* Start *
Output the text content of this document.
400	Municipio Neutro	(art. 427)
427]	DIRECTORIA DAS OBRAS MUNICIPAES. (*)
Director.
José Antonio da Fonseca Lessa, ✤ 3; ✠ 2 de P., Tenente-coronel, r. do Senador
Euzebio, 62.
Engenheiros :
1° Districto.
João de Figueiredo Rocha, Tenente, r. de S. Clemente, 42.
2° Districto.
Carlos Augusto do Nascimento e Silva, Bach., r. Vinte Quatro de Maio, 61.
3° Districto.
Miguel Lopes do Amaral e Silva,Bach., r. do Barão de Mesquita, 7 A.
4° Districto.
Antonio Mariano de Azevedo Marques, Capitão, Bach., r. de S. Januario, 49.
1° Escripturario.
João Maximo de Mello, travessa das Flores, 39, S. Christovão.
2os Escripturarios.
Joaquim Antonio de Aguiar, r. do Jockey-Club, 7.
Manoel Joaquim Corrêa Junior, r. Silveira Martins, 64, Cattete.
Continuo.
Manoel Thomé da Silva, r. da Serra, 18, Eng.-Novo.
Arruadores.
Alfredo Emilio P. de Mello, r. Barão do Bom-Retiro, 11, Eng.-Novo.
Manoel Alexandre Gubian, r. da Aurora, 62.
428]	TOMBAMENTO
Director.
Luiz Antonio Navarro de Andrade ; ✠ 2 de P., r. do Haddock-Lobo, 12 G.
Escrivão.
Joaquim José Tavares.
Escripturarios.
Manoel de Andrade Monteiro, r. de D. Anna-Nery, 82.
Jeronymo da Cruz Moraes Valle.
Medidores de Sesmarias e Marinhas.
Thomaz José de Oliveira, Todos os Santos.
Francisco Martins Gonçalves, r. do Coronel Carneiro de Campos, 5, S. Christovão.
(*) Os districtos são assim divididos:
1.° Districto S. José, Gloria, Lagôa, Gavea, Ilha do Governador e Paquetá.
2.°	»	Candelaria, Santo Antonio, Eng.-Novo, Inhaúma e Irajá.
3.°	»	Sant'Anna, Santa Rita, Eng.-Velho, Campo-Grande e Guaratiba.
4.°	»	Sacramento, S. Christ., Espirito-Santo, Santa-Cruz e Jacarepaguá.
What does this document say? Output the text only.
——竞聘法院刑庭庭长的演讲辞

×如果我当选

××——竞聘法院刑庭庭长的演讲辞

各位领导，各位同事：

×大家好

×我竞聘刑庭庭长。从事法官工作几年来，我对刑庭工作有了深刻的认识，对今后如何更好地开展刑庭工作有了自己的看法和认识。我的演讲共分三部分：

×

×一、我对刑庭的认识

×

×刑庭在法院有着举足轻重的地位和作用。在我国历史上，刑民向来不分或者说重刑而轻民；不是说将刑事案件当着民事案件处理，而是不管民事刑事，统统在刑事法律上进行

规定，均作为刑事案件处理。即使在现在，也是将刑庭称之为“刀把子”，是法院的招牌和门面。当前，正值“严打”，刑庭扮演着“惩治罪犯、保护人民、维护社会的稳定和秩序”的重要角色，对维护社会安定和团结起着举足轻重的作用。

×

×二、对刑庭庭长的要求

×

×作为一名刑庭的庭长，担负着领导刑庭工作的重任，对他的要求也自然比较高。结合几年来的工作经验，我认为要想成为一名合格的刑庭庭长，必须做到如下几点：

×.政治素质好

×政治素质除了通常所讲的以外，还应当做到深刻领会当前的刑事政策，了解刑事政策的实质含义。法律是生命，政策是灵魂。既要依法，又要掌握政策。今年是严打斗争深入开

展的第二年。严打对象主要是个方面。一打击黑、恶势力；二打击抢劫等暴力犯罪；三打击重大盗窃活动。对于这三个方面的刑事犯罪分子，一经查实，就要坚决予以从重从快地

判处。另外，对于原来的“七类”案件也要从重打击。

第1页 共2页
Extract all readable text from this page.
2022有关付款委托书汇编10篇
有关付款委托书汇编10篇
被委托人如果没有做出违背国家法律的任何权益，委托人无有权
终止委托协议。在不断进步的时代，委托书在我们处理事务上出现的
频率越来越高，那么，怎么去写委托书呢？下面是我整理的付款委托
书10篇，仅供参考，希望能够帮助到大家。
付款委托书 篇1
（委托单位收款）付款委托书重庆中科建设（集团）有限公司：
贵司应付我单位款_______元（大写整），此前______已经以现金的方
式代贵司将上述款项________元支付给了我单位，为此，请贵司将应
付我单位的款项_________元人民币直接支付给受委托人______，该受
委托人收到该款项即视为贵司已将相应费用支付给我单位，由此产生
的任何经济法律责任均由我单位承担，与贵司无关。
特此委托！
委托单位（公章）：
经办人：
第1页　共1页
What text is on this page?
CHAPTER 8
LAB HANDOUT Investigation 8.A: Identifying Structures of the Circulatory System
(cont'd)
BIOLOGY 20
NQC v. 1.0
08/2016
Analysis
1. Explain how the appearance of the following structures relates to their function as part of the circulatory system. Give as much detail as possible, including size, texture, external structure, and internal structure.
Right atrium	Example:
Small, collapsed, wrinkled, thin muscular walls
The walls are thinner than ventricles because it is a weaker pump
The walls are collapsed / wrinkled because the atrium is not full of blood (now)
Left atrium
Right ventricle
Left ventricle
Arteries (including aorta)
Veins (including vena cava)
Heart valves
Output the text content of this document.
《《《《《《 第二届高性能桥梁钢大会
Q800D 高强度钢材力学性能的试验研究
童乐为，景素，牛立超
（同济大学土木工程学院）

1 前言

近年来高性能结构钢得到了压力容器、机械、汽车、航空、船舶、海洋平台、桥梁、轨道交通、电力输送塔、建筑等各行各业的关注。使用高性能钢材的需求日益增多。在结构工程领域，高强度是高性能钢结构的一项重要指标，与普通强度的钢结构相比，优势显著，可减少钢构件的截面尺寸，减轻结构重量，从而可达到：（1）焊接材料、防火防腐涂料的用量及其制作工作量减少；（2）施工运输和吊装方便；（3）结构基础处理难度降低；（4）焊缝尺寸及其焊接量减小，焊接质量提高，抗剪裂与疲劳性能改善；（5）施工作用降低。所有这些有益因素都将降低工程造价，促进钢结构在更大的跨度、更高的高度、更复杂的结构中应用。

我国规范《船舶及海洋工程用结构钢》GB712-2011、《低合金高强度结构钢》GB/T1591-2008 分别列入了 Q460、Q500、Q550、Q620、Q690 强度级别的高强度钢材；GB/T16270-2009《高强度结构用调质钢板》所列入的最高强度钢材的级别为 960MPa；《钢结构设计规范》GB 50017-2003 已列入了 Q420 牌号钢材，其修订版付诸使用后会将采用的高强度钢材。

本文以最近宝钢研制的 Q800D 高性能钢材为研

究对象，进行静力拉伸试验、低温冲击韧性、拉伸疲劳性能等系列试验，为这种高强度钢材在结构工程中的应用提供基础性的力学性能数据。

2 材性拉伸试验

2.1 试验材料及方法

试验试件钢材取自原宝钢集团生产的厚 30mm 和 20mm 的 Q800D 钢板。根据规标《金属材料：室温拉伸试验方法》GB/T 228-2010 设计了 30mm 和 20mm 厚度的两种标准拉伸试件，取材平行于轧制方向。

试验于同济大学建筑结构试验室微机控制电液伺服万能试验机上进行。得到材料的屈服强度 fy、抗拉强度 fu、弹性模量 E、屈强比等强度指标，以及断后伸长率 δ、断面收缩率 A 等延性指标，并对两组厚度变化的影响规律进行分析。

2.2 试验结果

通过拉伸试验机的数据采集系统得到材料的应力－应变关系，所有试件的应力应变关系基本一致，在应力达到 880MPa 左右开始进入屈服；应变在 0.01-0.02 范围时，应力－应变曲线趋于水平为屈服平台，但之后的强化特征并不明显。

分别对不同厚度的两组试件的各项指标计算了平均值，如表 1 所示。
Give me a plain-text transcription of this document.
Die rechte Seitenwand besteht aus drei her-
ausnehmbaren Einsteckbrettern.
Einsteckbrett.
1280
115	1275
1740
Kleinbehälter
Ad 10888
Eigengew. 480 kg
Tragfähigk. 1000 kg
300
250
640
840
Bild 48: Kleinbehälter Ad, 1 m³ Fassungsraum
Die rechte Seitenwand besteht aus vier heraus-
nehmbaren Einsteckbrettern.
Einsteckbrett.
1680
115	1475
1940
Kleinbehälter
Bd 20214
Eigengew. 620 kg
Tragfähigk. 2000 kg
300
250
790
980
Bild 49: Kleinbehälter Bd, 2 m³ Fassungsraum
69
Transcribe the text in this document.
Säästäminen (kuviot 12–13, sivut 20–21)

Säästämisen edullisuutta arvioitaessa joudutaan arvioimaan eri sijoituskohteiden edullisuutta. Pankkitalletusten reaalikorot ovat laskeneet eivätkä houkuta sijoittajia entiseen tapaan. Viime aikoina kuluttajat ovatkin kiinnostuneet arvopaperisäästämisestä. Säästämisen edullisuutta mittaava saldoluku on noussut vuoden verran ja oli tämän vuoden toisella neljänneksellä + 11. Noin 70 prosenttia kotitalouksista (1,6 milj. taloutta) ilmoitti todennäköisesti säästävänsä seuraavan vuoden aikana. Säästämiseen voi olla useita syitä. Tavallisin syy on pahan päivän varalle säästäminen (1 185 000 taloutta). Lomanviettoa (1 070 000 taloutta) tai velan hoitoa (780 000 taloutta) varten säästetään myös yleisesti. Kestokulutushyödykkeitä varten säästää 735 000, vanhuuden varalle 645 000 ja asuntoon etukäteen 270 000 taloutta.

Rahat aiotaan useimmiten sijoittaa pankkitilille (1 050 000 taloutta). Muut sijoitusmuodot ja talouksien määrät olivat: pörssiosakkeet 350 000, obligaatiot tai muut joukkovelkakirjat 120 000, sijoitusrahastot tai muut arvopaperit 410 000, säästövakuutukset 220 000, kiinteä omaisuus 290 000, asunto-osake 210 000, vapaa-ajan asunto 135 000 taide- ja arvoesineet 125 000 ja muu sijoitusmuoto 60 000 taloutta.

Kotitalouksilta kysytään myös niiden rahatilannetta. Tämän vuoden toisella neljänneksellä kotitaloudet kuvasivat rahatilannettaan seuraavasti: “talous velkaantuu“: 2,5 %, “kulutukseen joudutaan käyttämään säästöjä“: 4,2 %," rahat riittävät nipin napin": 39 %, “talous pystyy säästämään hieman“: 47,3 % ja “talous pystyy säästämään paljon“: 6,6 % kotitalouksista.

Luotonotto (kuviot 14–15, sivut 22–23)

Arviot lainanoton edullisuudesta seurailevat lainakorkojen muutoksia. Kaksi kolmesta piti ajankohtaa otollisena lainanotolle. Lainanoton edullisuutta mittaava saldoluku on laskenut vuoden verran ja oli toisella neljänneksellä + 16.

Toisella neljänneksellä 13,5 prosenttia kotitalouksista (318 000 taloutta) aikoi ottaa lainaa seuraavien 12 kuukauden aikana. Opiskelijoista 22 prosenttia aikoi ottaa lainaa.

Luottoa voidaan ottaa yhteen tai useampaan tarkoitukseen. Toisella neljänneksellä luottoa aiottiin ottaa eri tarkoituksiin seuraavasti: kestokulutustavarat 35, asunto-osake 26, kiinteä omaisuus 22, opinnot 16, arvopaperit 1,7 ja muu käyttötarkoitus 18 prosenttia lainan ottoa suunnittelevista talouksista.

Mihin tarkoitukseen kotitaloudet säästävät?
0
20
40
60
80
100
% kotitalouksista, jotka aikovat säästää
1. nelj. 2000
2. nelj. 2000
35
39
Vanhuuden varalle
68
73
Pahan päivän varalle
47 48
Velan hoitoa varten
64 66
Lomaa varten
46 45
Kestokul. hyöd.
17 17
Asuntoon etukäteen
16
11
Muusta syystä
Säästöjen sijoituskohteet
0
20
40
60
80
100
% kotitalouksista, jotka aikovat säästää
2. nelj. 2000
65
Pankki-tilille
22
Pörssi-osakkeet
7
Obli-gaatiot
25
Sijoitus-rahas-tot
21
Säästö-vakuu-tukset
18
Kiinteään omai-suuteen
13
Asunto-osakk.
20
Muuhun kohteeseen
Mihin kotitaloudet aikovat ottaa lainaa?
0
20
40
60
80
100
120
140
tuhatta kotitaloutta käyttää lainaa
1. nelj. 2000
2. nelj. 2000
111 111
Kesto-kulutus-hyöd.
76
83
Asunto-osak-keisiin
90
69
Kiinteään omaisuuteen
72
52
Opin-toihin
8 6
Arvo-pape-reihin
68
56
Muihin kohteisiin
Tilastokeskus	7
* End *
Work to do.
Identify lines with the string "Silva". Copy each one.

In response.
Carlos Augusto do Nascimento e Silva, Bach., r. Vinte Quatro de Maio, 61.
Miguel Lopes do Amaral e Silva,Bach., r. do Barão de Mesquita, 7 A.
Manoel Thomé da Silva, r. da Serra, 18, Eng.-Novo.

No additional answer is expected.